• _TASK DIRECTIONS_
Report the total number of lines that include the string "小鬼当师", without any other text.

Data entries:
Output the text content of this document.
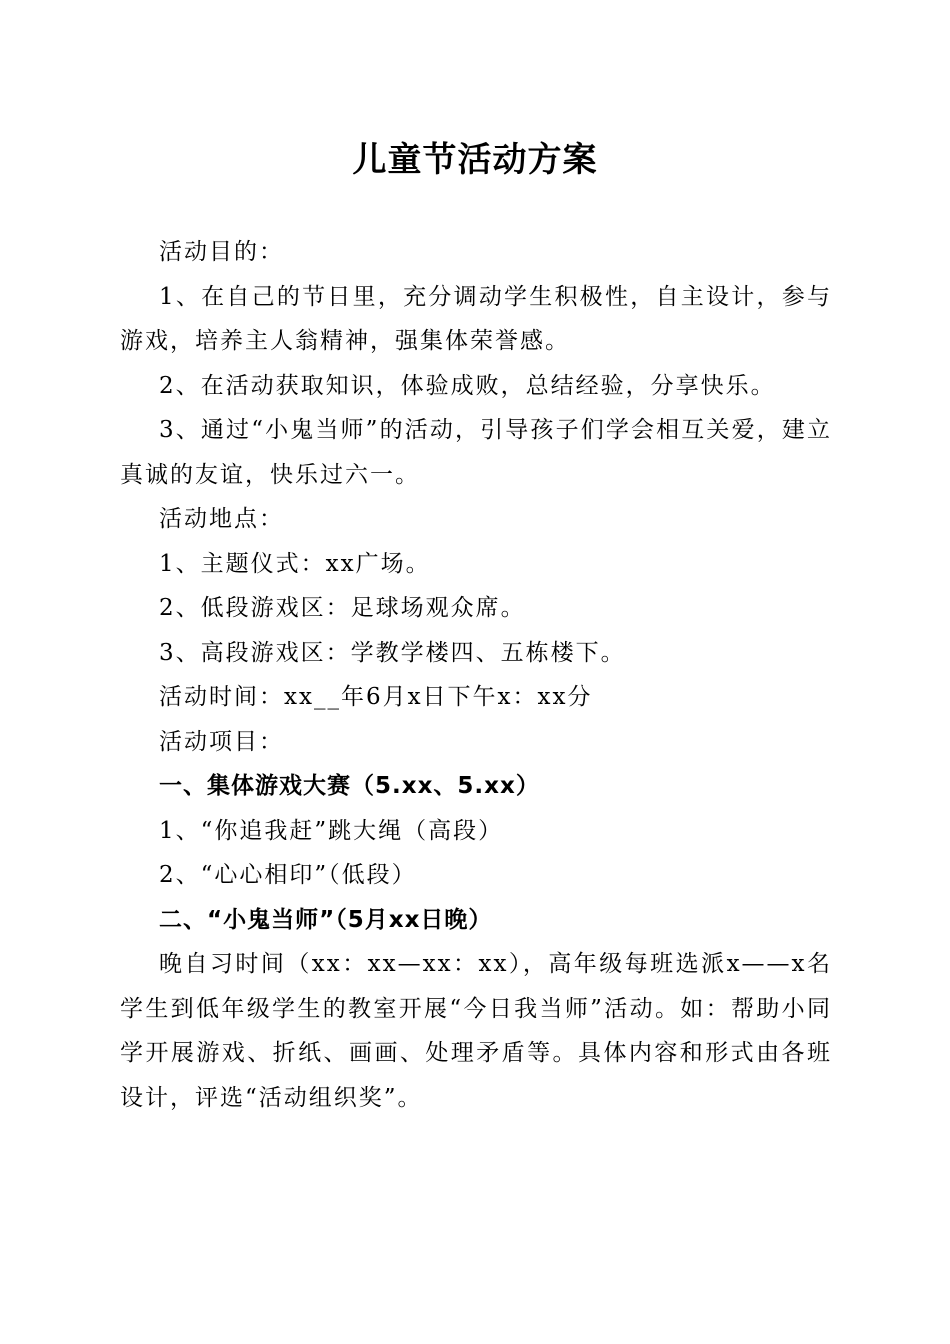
儿童节活动方案

活动目的：

1、在自己的节日里，充分调动学生积极性，自主设计，参与游戏，培养主人翁精神，强集体荣誉感。

2、在活动获取知识，体验成败，总结经验，分享快乐。

3、通过“小鬼当师”的活动，引导孩子们学会相互关爱，建立真诚的友谊，快乐过六一。

活动地点：

1、主题仪式：xx广场。

2、低段游戏区：足球场观众席。

3、高段游戏区：学教学楼四、五栋楼下。

活动时间：xx__年6月x日下午x：xx分

活动项目：

一、集体游戏大赛（5.xx、5.xx）

1、“你追我赶”跳大绳（高段）

2、“心心相印”（低段）

二、“小鬼当师”（5月xx日晚）

晚自习时间（xx：xx—xx：xx），高年级每班选派x——x名学生到低年级学生的教室开展“今日我当师”活动。如：帮助小同学开展游戏、折纸、画画、处理矛盾等。具体内容和形式由各班设计，评选“活动组织奖”。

• _COMPLETED TASK_
2